### DATA FOR THIS EXERCISE

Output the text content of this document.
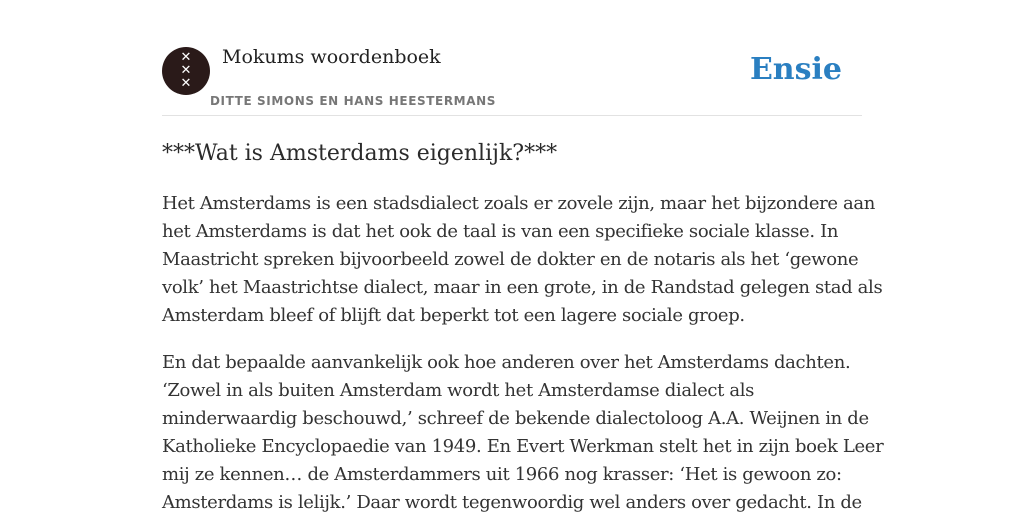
✕
✕
✕
Mokums woordenboek
DITTE SIMONS EN HANS HEESTERMANS
Ensie
***Wat is Amsterdams eigenlijk?***

Het Amsterdams is een stadsdialect zoals er zovele zijn, maar het bijzondere aan
het Amsterdams is dat het ook de taal is van een specifieke sociale klasse. In
Maastricht spreken bijvoorbeeld zowel de dokter en de notaris als het ‘gewone
volk’ het Maastrichtse dialect, maar in een grote, in de Randstad gelegen stad als
Amsterdam bleef of blijft dat beperkt tot een lagere sociale groep.

En dat bepaalde aanvankelijk ook hoe anderen over het Amsterdams dachten.
‘Zowel in als buiten Amsterdam wordt het Amsterdamse dialect als
minderwaardig beschouwd,’ schreef de bekende dialectoloog A.A. Weijnen in de
Katholieke Encyclopaedie van 1949. En Evert Werkman stelt het in zijn boek Leer
mij ze kennen… de Amsterdammers uit 1966 nog krasser: ‘Het is gewoon zo:
Amsterdams is lelijk.’ Daar wordt tegenwoordig wel anders over gedacht. In de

### WORK INSTRUCTIONS
Copy the entries exactly. Leave out the images.

### CORRECT ANSWER
Output the text content of this document.
✕
✕
✕
Mokums woordenboek
DITTE SIMONS EN HANS HEESTERMANS
Ensie
***Wat is Amsterdams eigenlijk?***

Het Amsterdams is een stadsdialect zoals er zovele zijn, maar het bijzondere aan
het Amsterdams is dat het ook de taal is van een specifieke sociale klasse. In
Maastricht spreken bijvoorbeeld zowel de dokter en de notaris als het ‘gewone
volk’ het Maastrichtse dialect, maar in een grote, in de Randstad gelegen stad als
Amsterdam bleef of blijft dat beperkt tot een lagere sociale groep.

En dat bepaalde aanvankelijk ook hoe anderen over het Amsterdams dachten.
‘Zowel in als buiten Amsterdam wordt het Amsterdamse dialect als
minderwaardig beschouwd,’ schreef de bekende dialectoloog A.A. Weijnen in de
Katholieke Encyclopaedie van 1949. En Evert Werkman stelt het in zijn boek Leer
mij ze kennen… de Amsterdammers uit 1966 nog krasser: ‘Het is gewoon zo:
Amsterdams is lelijk.’ Daar wordt tegenwoordig wel anders over gedacht. In de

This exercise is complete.